(Data excerpts)
--- BEGIN ---

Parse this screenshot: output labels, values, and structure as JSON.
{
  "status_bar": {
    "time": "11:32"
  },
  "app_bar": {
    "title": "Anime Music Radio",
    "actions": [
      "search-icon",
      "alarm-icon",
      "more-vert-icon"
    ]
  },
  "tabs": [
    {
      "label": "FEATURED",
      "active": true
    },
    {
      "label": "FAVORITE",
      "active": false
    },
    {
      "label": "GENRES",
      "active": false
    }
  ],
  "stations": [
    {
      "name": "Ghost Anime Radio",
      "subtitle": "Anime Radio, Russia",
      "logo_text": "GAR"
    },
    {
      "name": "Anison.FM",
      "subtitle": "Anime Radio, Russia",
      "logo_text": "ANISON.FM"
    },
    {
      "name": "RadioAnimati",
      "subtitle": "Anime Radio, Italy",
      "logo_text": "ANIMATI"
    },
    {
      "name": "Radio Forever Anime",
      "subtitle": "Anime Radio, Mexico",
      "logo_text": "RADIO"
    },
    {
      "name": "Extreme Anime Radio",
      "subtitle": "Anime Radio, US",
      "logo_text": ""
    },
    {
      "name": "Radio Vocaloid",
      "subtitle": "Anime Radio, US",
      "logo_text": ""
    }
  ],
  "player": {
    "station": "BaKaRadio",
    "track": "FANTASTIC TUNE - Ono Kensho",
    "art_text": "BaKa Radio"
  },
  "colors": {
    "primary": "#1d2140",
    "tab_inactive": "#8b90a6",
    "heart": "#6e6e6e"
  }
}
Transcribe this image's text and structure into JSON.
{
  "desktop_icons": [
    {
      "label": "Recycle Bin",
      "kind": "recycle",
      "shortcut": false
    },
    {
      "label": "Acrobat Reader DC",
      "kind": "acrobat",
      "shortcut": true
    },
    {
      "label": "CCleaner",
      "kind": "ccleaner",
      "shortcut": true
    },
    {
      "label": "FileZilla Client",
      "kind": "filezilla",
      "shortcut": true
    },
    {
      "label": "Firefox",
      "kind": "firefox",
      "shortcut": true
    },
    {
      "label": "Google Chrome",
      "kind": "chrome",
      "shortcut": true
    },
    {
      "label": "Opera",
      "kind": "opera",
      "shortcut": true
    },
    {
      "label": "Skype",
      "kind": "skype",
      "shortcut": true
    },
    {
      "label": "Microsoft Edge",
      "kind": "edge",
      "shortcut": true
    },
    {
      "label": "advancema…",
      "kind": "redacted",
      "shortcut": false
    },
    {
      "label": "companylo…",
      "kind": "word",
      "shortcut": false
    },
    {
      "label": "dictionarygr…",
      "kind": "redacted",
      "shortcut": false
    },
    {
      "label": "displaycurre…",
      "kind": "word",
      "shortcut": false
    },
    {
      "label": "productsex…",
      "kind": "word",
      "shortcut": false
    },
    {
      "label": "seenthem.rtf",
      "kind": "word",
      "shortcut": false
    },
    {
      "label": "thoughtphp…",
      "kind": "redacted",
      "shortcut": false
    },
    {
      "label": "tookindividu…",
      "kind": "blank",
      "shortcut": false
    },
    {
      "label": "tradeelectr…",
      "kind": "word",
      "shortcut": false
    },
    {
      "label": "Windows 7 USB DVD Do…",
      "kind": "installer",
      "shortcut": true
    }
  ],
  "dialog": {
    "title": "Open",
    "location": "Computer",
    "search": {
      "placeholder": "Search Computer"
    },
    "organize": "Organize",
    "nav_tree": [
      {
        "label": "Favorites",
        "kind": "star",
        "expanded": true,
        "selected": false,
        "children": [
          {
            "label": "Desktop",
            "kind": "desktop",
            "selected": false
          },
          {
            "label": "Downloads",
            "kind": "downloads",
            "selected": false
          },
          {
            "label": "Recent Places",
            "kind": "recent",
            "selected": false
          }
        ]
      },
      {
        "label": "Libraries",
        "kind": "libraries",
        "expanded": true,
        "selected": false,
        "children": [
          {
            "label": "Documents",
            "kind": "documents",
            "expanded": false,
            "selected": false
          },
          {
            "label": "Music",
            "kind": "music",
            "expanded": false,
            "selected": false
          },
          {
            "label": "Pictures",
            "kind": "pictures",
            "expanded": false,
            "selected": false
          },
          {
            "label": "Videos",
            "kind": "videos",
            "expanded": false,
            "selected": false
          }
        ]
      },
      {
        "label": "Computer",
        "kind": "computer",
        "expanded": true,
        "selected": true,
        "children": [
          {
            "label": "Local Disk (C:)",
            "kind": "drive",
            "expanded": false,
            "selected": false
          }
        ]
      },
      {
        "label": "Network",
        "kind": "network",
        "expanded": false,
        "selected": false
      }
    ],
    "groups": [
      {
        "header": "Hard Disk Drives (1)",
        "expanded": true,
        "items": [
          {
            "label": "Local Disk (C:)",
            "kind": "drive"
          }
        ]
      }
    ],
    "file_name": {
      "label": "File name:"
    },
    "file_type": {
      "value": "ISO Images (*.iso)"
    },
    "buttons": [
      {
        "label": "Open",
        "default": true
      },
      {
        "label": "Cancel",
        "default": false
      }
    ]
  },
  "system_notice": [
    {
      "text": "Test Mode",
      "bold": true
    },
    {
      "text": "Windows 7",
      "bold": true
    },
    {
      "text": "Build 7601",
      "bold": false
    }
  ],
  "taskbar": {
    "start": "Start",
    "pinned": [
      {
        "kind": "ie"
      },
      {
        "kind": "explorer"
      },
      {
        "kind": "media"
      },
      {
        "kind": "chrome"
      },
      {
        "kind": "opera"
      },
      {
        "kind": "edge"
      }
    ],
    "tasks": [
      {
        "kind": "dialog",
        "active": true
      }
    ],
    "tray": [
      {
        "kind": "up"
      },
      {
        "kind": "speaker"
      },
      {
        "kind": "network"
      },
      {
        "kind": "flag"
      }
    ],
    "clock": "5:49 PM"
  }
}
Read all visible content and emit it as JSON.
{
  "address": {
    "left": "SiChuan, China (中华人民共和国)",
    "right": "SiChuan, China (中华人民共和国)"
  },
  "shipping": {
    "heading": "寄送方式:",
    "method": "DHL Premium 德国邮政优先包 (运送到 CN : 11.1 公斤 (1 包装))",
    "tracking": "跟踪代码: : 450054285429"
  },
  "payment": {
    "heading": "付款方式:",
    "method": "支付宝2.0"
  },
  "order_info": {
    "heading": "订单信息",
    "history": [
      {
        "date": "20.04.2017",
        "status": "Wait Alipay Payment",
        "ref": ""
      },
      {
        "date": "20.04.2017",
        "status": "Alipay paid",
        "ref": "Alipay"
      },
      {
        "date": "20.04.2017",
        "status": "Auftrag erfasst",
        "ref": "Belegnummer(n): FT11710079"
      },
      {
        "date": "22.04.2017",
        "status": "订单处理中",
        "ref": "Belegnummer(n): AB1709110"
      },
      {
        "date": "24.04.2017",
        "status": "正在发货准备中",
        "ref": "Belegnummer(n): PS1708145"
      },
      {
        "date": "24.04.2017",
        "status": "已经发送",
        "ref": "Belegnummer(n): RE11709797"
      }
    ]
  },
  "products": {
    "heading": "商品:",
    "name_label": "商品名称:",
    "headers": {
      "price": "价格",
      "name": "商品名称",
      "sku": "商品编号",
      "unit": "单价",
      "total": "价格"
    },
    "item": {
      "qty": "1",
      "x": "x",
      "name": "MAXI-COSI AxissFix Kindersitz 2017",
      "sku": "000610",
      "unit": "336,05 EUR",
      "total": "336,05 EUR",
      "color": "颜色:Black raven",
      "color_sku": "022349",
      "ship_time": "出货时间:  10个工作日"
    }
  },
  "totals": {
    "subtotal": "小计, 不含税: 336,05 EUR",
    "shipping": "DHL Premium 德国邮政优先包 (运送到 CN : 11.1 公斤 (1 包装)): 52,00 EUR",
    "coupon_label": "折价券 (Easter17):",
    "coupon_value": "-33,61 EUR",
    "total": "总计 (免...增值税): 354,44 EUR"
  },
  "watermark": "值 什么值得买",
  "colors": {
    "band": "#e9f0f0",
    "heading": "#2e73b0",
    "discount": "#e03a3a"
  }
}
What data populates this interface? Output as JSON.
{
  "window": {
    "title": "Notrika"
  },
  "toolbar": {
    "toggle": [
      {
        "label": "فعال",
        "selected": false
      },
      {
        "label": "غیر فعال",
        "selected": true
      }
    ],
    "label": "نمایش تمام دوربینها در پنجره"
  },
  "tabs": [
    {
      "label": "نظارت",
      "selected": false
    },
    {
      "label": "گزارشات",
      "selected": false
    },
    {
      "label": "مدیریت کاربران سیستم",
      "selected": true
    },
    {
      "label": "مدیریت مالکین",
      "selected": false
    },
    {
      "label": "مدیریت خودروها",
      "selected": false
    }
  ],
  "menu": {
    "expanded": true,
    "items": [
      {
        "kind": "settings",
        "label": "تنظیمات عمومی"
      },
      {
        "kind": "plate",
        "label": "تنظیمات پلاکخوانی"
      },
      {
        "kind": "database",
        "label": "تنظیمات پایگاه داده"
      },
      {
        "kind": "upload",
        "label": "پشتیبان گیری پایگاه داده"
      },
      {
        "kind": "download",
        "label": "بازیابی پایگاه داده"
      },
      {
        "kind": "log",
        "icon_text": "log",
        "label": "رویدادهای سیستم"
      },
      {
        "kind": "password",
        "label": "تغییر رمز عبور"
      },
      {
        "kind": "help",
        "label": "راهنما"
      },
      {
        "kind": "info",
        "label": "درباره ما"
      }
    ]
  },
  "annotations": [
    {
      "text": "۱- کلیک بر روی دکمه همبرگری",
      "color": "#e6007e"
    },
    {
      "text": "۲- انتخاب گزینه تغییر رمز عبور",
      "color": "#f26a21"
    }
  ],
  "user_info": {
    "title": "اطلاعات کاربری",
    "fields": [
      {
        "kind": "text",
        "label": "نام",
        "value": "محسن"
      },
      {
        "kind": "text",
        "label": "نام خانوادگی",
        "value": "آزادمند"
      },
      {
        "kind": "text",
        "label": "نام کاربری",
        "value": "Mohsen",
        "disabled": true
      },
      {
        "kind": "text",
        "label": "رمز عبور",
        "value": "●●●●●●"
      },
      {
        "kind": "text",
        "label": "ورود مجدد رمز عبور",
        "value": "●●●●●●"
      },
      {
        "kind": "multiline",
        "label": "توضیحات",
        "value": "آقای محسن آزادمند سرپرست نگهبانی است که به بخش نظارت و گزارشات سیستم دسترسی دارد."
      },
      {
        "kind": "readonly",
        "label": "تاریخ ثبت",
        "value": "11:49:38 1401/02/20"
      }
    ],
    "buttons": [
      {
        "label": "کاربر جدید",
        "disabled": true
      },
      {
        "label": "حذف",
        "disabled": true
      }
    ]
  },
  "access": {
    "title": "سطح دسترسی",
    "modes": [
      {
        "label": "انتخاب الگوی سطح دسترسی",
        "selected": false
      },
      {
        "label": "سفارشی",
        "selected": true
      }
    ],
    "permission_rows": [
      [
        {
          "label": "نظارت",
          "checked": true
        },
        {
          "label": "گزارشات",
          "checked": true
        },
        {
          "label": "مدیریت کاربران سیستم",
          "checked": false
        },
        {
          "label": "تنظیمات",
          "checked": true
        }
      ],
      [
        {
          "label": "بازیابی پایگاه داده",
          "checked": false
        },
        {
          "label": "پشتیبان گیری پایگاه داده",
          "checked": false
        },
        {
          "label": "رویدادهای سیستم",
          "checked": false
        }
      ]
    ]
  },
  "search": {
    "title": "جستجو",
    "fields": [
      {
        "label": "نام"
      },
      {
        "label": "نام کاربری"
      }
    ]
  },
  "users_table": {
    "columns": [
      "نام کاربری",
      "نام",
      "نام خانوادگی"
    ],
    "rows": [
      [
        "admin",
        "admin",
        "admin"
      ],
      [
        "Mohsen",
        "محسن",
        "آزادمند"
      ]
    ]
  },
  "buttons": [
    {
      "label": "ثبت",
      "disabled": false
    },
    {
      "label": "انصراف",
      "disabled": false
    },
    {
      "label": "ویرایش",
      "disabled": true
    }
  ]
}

--- END ---

Exercise prompt
Ascertain the number of lines in the entries that include the word "structure", and report only that number.

Written answer
2